Given problem
Print the listing as it stands, omitting all images.
———
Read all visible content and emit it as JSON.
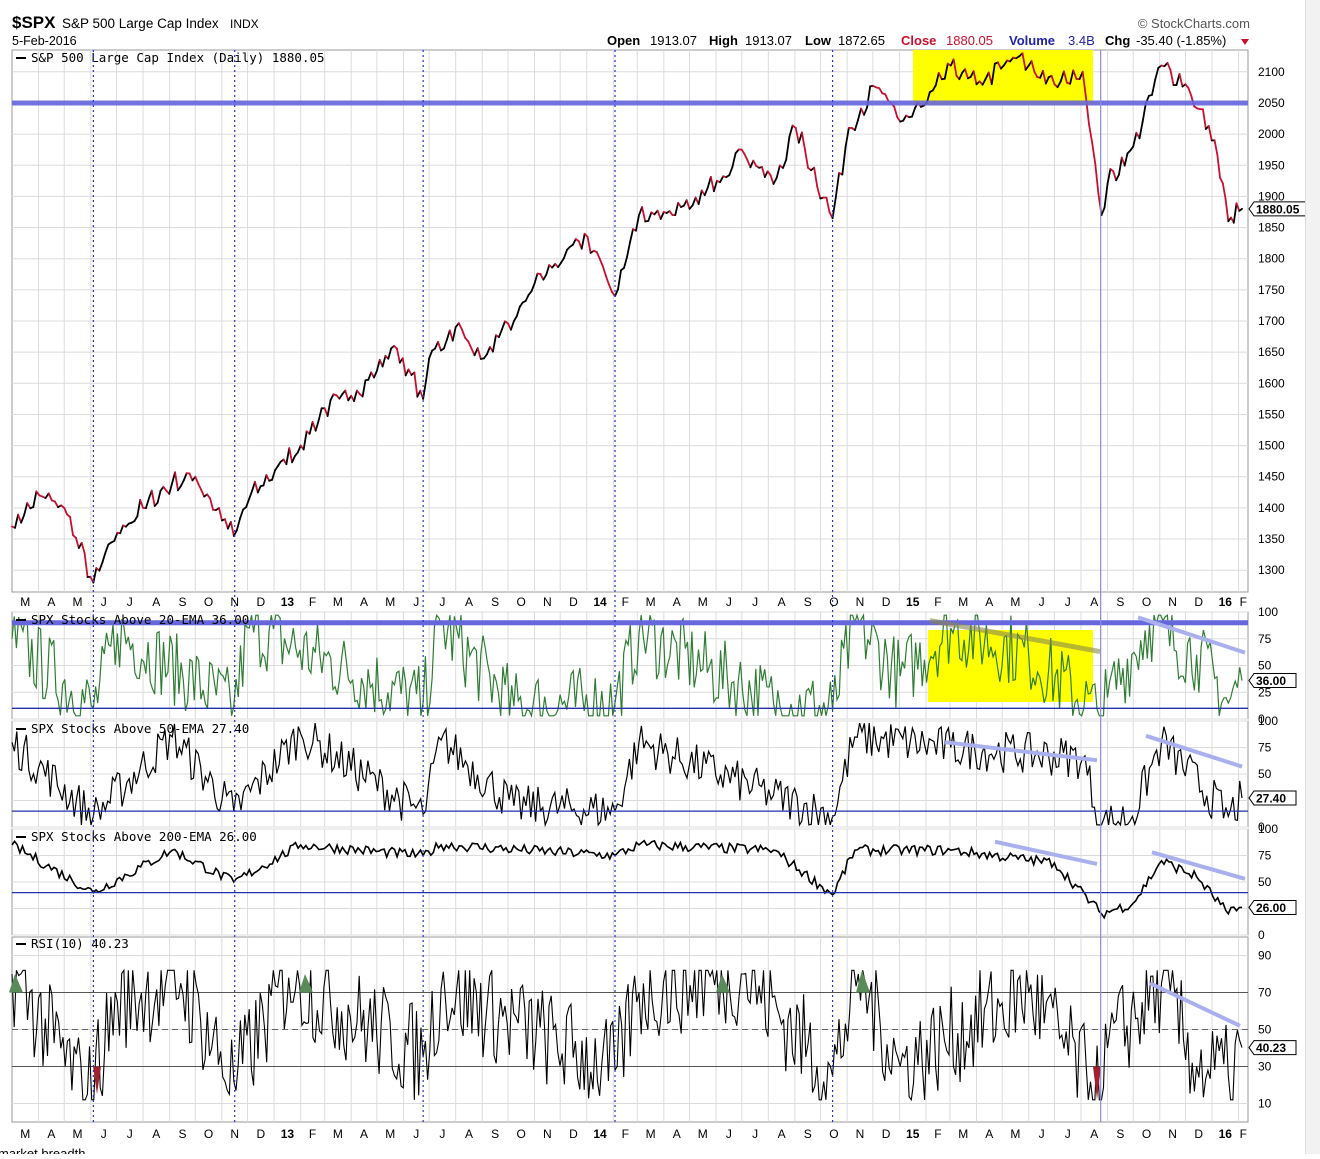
{
  "header": {
    "symbol": "$SPX",
    "name": "S&P 500 Large Cap Index",
    "exchange": "INDX",
    "date": "5-Feb-2016",
    "source": "© StockCharts.com",
    "ohlc": {
      "open_label": "Open",
      "open": "1913.07",
      "high_label": "High",
      "high": "1913.07",
      "low_label": "Low",
      "low": "1872.65",
      "close_label": "Close",
      "close": "1880.05",
      "volume_label": "Volume",
      "volume": "3.4B",
      "chg_label": "Chg",
      "chg": "-35.40 (-1.85%)"
    }
  },
  "footer_text": "market breadth",
  "colors": {
    "price_up": "#000000",
    "price_down": "#c8102e",
    "highlight": "#ffff00",
    "ref_line": "#6666dd",
    "trend_line": "#aab0ee",
    "rsi_fill": "#5a8a5a",
    "ema20_line": "#2e7d32"
  },
  "chart_data": [
    {
      "type": "line",
      "title": "S&P 500 Large Cap Index (Daily) 1880.05",
      "badge": "1880.05",
      "x_labels": [
        "M",
        "A",
        "M",
        "J",
        "J",
        "A",
        "S",
        "O",
        "N",
        "D",
        "13",
        "F",
        "M",
        "A",
        "M",
        "J",
        "J",
        "A",
        "S",
        "O",
        "N",
        "D",
        "14",
        "F",
        "M",
        "A",
        "M",
        "J",
        "J",
        "A",
        "S",
        "O",
        "N",
        "D",
        "15",
        "F",
        "M",
        "A",
        "M",
        "J",
        "J",
        "A",
        "S",
        "O",
        "N",
        "D",
        "16",
        "F"
      ],
      "yticks": [
        1300,
        1350,
        1400,
        1450,
        1500,
        1550,
        1600,
        1650,
        1700,
        1750,
        1800,
        1850,
        1900,
        1950,
        2000,
        2050,
        2100
      ],
      "ylim": [
        1265,
        2135
      ],
      "reference_line": 2050,
      "x": [
        "2012-03-01",
        "2012-04-02",
        "2012-05-01",
        "2012-06-04",
        "2012-07-02",
        "2012-08-01",
        "2012-09-04",
        "2012-10-01",
        "2012-11-15",
        "2012-12-03",
        "2013-01-02",
        "2013-02-01",
        "2013-03-01",
        "2013-04-01",
        "2013-05-01",
        "2013-05-21",
        "2013-06-24",
        "2013-07-01",
        "2013-08-01",
        "2013-09-03",
        "2013-10-08",
        "2013-11-01",
        "2014-01-02",
        "2014-02-03",
        "2014-03-03",
        "2014-04-01",
        "2014-05-01",
        "2014-06-02",
        "2014-07-01",
        "2014-08-07",
        "2014-09-02",
        "2014-10-15",
        "2014-11-03",
        "2014-12-05",
        "2015-01-02",
        "2015-02-02",
        "2015-03-02",
        "2015-04-01",
        "2015-05-21",
        "2015-06-01",
        "2015-07-01",
        "2015-08-03",
        "2015-08-25",
        "2015-09-01",
        "2015-10-01",
        "2015-11-03",
        "2015-12-01",
        "2016-01-04",
        "2016-01-20",
        "2016-02-05"
      ],
      "values": [
        1370,
        1420,
        1400,
        1280,
        1360,
        1400,
        1440,
        1450,
        1355,
        1415,
        1460,
        1500,
        1560,
        1580,
        1620,
        1660,
        1575,
        1640,
        1690,
        1640,
        1700,
        1760,
        1835,
        1740,
        1870,
        1875,
        1880,
        1925,
        1975,
        1920,
        2010,
        1865,
        2010,
        2075,
        2020,
        2050,
        2110,
        2080,
        2125,
        2110,
        2080,
        2100,
        1870,
        1920,
        1980,
        2110,
        2080,
        1990,
        1860,
        1880
      ]
    },
    {
      "type": "line",
      "title": "SPX Stocks Above 20-EMA 36.00",
      "badge": "36.00",
      "yticks": [
        0,
        25,
        50,
        75,
        100
      ],
      "ylim": [
        0,
        100
      ],
      "reference_lines": [
        10,
        90
      ],
      "x": [
        "2012-03-01",
        "2012-06-04",
        "2012-07-02",
        "2012-11-15",
        "2012-12-03",
        "2013-06-24",
        "2013-07-15",
        "2013-10-08",
        "2014-02-03",
        "2014-03-03",
        "2014-08-07",
        "2014-10-15",
        "2014-11-10",
        "2015-01-02",
        "2015-03-02",
        "2015-06-01",
        "2015-08-25",
        "2015-09-01",
        "2015-10-20",
        "2015-12-14",
        "2016-01-20",
        "2016-02-05"
      ],
      "values": [
        75,
        10,
        80,
        12,
        85,
        15,
        88,
        12,
        15,
        80,
        15,
        8,
        90,
        40,
        85,
        60,
        3,
        20,
        88,
        60,
        15,
        36
      ]
    },
    {
      "type": "line",
      "title": "SPX Stocks Above 50-EMA 27.40",
      "badge": "27.40",
      "yticks": [
        0,
        25,
        50,
        75,
        100
      ],
      "ylim": [
        0,
        100
      ],
      "reference_line": 15,
      "x": [
        "2012-03-01",
        "2012-06-04",
        "2012-09-04",
        "2012-11-15",
        "2013-02-01",
        "2013-06-24",
        "2013-07-15",
        "2013-10-08",
        "2014-02-03",
        "2014-03-03",
        "2014-08-07",
        "2014-10-15",
        "2014-11-10",
        "2015-03-02",
        "2015-08-03",
        "2015-08-25",
        "2015-09-30",
        "2015-11-03",
        "2016-01-20",
        "2016-02-05"
      ],
      "values": [
        80,
        10,
        85,
        15,
        88,
        12,
        82,
        20,
        15,
        80,
        30,
        10,
        85,
        75,
        65,
        2,
        10,
        80,
        10,
        27.4
      ]
    },
    {
      "type": "line",
      "title": "SPX Stocks Above 200-EMA 26.00",
      "badge": "26.00",
      "yticks": [
        0,
        25,
        50,
        75,
        100
      ],
      "ylim": [
        0,
        100
      ],
      "reference_line": 40,
      "x": [
        "2012-03-01",
        "2012-06-04",
        "2012-09-04",
        "2012-11-15",
        "2013-02-01",
        "2013-06-24",
        "2013-07-15",
        "2014-02-03",
        "2014-03-03",
        "2014-08-07",
        "2014-10-15",
        "2014-11-10",
        "2015-03-02",
        "2015-07-01",
        "2015-08-25",
        "2015-10-01",
        "2015-11-03",
        "2015-12-14",
        "2016-01-20",
        "2016-02-05"
      ],
      "values": [
        85,
        40,
        80,
        50,
        85,
        75,
        85,
        75,
        85,
        80,
        38,
        80,
        80,
        68,
        20,
        30,
        70,
        55,
        20,
        26
      ]
    },
    {
      "type": "line",
      "title": "RSI(10) 40.23",
      "badge": "40.23",
      "yticks": [
        10,
        30,
        50,
        70,
        90
      ],
      "ylim": [
        0,
        100
      ],
      "reference_lines": [
        30,
        50,
        70
      ],
      "x": [
        "2012-03-01",
        "2012-05-28",
        "2012-07-02",
        "2012-09-14",
        "2012-11-15",
        "2013-01-18",
        "2013-06-24",
        "2013-07-15",
        "2014-02-03",
        "2014-03-03",
        "2014-07-03",
        "2014-10-15",
        "2014-11-14",
        "2015-01-02",
        "2015-06-01",
        "2015-08-25",
        "2015-09-01",
        "2015-11-03",
        "2015-12-14",
        "2016-01-20",
        "2016-02-05"
      ],
      "values": [
        80,
        15,
        65,
        75,
        22,
        78,
        35,
        72,
        28,
        70,
        80,
        25,
        80,
        30,
        70,
        12,
        40,
        75,
        30,
        25,
        40.23
      ]
    }
  ]
}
———
Exercise response
Read all visible content and emit it as JSON.
{
  "header": {
    "symbol": "$SPX",
    "name": "S&P 500 Large Cap Index",
    "exchange": "INDX",
    "date": "5-Feb-2016",
    "source": "© StockCharts.com",
    "ohlc": {
      "open_label": "Open",
      "open": "1913.07",
      "high_label": "High",
      "high": "1913.07",
      "low_label": "Low",
      "low": "1872.65",
      "close_label": "Close",
      "close": "1880.05",
      "volume_label": "Volume",
      "volume": "3.4B",
      "chg_label": "Chg",
      "chg": "-35.40 (-1.85%)"
    }
  },
  "footer_text": "market breadth",
  "colors": {
    "price_up": "#000000",
    "price_down": "#c8102e",
    "highlight": "#ffff00",
    "ref_line": "#6666dd",
    "trend_line": "#aab0ee",
    "rsi_fill": "#5a8a5a",
    "ema20_line": "#2e7d32"
  },
  "chart_data": [
    {
      "type": "line",
      "title": "S&P 500 Large Cap Index (Daily) 1880.05",
      "badge": "1880.05",
      "x_labels": [
        "M",
        "A",
        "M",
        "J",
        "J",
        "A",
        "S",
        "O",
        "N",
        "D",
        "13",
        "F",
        "M",
        "A",
        "M",
        "J",
        "J",
        "A",
        "S",
        "O",
        "N",
        "D",
        "14",
        "F",
        "M",
        "A",
        "M",
        "J",
        "J",
        "A",
        "S",
        "O",
        "N",
        "D",
        "15",
        "F",
        "M",
        "A",
        "M",
        "J",
        "J",
        "A",
        "S",
        "O",
        "N",
        "D",
        "16",
        "F"
      ],
      "yticks": [
        1300,
        1350,
        1400,
        1450,
        1500,
        1550,
        1600,
        1650,
        1700,
        1750,
        1800,
        1850,
        1900,
        1950,
        2000,
        2050,
        2100
      ],
      "ylim": [
        1265,
        2135
      ],
      "reference_line": 2050,
      "x": [
        "2012-03-01",
        "2012-04-02",
        "2012-05-01",
        "2012-06-04",
        "2012-07-02",
        "2012-08-01",
        "2012-09-04",
        "2012-10-01",
        "2012-11-15",
        "2012-12-03",
        "2013-01-02",
        "2013-02-01",
        "2013-03-01",
        "2013-04-01",
        "2013-05-01",
        "2013-05-21",
        "2013-06-24",
        "2013-07-01",
        "2013-08-01",
        "2013-09-03",
        "2013-10-08",
        "2013-11-01",
        "2014-01-02",
        "2014-02-03",
        "2014-03-03",
        "2014-04-01",
        "2014-05-01",
        "2014-06-02",
        "2014-07-01",
        "2014-08-07",
        "2014-09-02",
        "2014-10-15",
        "2014-11-03",
        "2014-12-05",
        "2015-01-02",
        "2015-02-02",
        "2015-03-02",
        "2015-04-01",
        "2015-05-21",
        "2015-06-01",
        "2015-07-01",
        "2015-08-03",
        "2015-08-25",
        "2015-09-01",
        "2015-10-01",
        "2015-11-03",
        "2015-12-01",
        "2016-01-04",
        "2016-01-20",
        "2016-02-05"
      ],
      "values": [
        1370,
        1420,
        1400,
        1280,
        1360,
        1400,
        1440,
        1450,
        1355,
        1415,
        1460,
        1500,
        1560,
        1580,
        1620,
        1660,
        1575,
        1640,
        1690,
        1640,
        1700,
        1760,
        1835,
        1740,
        1870,
        1875,
        1880,
        1925,
        1975,
        1920,
        2010,
        1865,
        2010,
        2075,
        2020,
        2050,
        2110,
        2080,
        2125,
        2110,
        2080,
        2100,
        1870,
        1920,
        1980,
        2110,
        2080,
        1990,
        1860,
        1880
      ]
    },
    {
      "type": "line",
      "title": "SPX Stocks Above 20-EMA 36.00",
      "badge": "36.00",
      "yticks": [
        0,
        25,
        50,
        75,
        100
      ],
      "ylim": [
        0,
        100
      ],
      "reference_lines": [
        10,
        90
      ],
      "x": [
        "2012-03-01",
        "2012-06-04",
        "2012-07-02",
        "2012-11-15",
        "2012-12-03",
        "2013-06-24",
        "2013-07-15",
        "2013-10-08",
        "2014-02-03",
        "2014-03-03",
        "2014-08-07",
        "2014-10-15",
        "2014-11-10",
        "2015-01-02",
        "2015-03-02",
        "2015-06-01",
        "2015-08-25",
        "2015-09-01",
        "2015-10-20",
        "2015-12-14",
        "2016-01-20",
        "2016-02-05"
      ],
      "values": [
        75,
        10,
        80,
        12,
        85,
        15,
        88,
        12,
        15,
        80,
        15,
        8,
        90,
        40,
        85,
        60,
        3,
        20,
        88,
        60,
        15,
        36
      ]
    },
    {
      "type": "line",
      "title": "SPX Stocks Above 50-EMA 27.40",
      "badge": "27.40",
      "yticks": [
        0,
        25,
        50,
        75,
        100
      ],
      "ylim": [
        0,
        100
      ],
      "reference_line": 15,
      "x": [
        "2012-03-01",
        "2012-06-04",
        "2012-09-04",
        "2012-11-15",
        "2013-02-01",
        "2013-06-24",
        "2013-07-15",
        "2013-10-08",
        "2014-02-03",
        "2014-03-03",
        "2014-08-07",
        "2014-10-15",
        "2014-11-10",
        "2015-03-02",
        "2015-08-03",
        "2015-08-25",
        "2015-09-30",
        "2015-11-03",
        "2016-01-20",
        "2016-02-05"
      ],
      "values": [
        80,
        10,
        85,
        15,
        88,
        12,
        82,
        20,
        15,
        80,
        30,
        10,
        85,
        75,
        65,
        2,
        10,
        80,
        10,
        27.4
      ]
    },
    {
      "type": "line",
      "title": "SPX Stocks Above 200-EMA 26.00",
      "badge": "26.00",
      "yticks": [
        0,
        25,
        50,
        75,
        100
      ],
      "ylim": [
        0,
        100
      ],
      "reference_line": 40,
      "x": [
        "2012-03-01",
        "2012-06-04",
        "2012-09-04",
        "2012-11-15",
        "2013-02-01",
        "2013-06-24",
        "2013-07-15",
        "2014-02-03",
        "2014-03-03",
        "2014-08-07",
        "2014-10-15",
        "2014-11-10",
        "2015-03-02",
        "2015-07-01",
        "2015-08-25",
        "2015-10-01",
        "2015-11-03",
        "2015-12-14",
        "2016-01-20",
        "2016-02-05"
      ],
      "values": [
        85,
        40,
        80,
        50,
        85,
        75,
        85,
        75,
        85,
        80,
        38,
        80,
        80,
        68,
        20,
        30,
        70,
        55,
        20,
        26
      ]
    },
    {
      "type": "line",
      "title": "RSI(10) 40.23",
      "badge": "40.23",
      "yticks": [
        10,
        30,
        50,
        70,
        90
      ],
      "ylim": [
        0,
        100
      ],
      "reference_lines": [
        30,
        50,
        70
      ],
      "x": [
        "2012-03-01",
        "2012-05-28",
        "2012-07-02",
        "2012-09-14",
        "2012-11-15",
        "2013-01-18",
        "2013-06-24",
        "2013-07-15",
        "2014-02-03",
        "2014-03-03",
        "2014-07-03",
        "2014-10-15",
        "2014-11-14",
        "2015-01-02",
        "2015-06-01",
        "2015-08-25",
        "2015-09-01",
        "2015-11-03",
        "2015-12-14",
        "2016-01-20",
        "2016-02-05"
      ],
      "values": [
        80,
        15,
        65,
        75,
        22,
        78,
        35,
        72,
        28,
        70,
        80,
        25,
        80,
        30,
        70,
        12,
        40,
        75,
        30,
        25,
        40.23
      ]
    }
  ]
}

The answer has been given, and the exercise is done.